■ **DATASET EXCERPTS**:

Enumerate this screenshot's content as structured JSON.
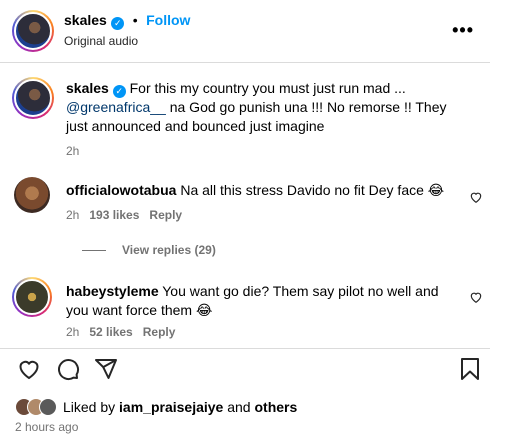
{
  "post": {
    "username": "skales",
    "separator": "•",
    "follow_label": "Follow",
    "audio_label": "Original audio",
    "more_label": "•••"
  },
  "caption": {
    "username": "skales",
    "text_before": " For this my country you must just run mad ...",
    "mention": "@greenafrica__",
    "text_after": " na God go punish una !!! No remorse !! They just announced and bounced just imagine",
    "time": "2h"
  },
  "comments": [
    {
      "username": "officialowotabua",
      "text": " Na all this stress Davido no fit Dey face 😂",
      "time": "2h",
      "likes": "193 likes",
      "reply_label": "Reply",
      "view_replies": "View replies (29)"
    },
    {
      "username": "habeystyleme",
      "text": " You want go die? Them say pilot no well and you want force them 😂",
      "time": "2h",
      "likes": "52 likes",
      "reply_label": "Reply"
    }
  ],
  "footer": {
    "liked_by_prefix": "Liked by ",
    "liked_by_user": "iam_praisejaiye",
    "liked_by_join": " and ",
    "liked_by_others": "others",
    "time_ago": "2 hours ago"
  },
  "icons": {
    "heart": "heart-icon",
    "comment": "comment-icon",
    "share": "paper-plane-icon",
    "save": "bookmark-icon",
    "verified": "verified-badge-icon",
    "more": "more-options-icon"
  },
  "colors": {
    "accent": "#0095f6",
    "muted": "#737373",
    "mention": "#00376b",
    "divider": "#dbdbdb"
  }
}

■ **WHAT THIS TASK INVOLVES**: Repeat each entry exactly. Pictures do not belong in the copy.

■ **CORRECT RESULT**:
Enumerate this screenshot's content as structured JSON.
{
  "post": {
    "username": "skales",
    "separator": "•",
    "follow_label": "Follow",
    "audio_label": "Original audio",
    "more_label": "•••"
  },
  "caption": {
    "username": "skales",
    "text_before": " For this my country you must just run mad ...",
    "mention": "@greenafrica__",
    "text_after": " na God go punish una !!! No remorse !! They just announced and bounced just imagine",
    "time": "2h"
  },
  "comments": [
    {
      "username": "officialowotabua",
      "text": " Na all this stress Davido no fit Dey face 😂",
      "time": "2h",
      "likes": "193 likes",
      "reply_label": "Reply",
      "view_replies": "View replies (29)"
    },
    {
      "username": "habeystyleme",
      "text": " You want go die? Them say pilot no well and you want force them 😂",
      "time": "2h",
      "likes": "52 likes",
      "reply_label": "Reply"
    }
  ],
  "footer": {
    "liked_by_prefix": "Liked by ",
    "liked_by_user": "iam_praisejaiye",
    "liked_by_join": " and ",
    "liked_by_others": "others",
    "time_ago": "2 hours ago"
  },
  "icons": {
    "heart": "heart-icon",
    "comment": "comment-icon",
    "share": "paper-plane-icon",
    "save": "bookmark-icon",
    "verified": "verified-badge-icon",
    "more": "more-options-icon"
  },
  "colors": {
    "accent": "#0095f6",
    "muted": "#737373",
    "mention": "#00376b",
    "divider": "#dbdbdb"
  }
}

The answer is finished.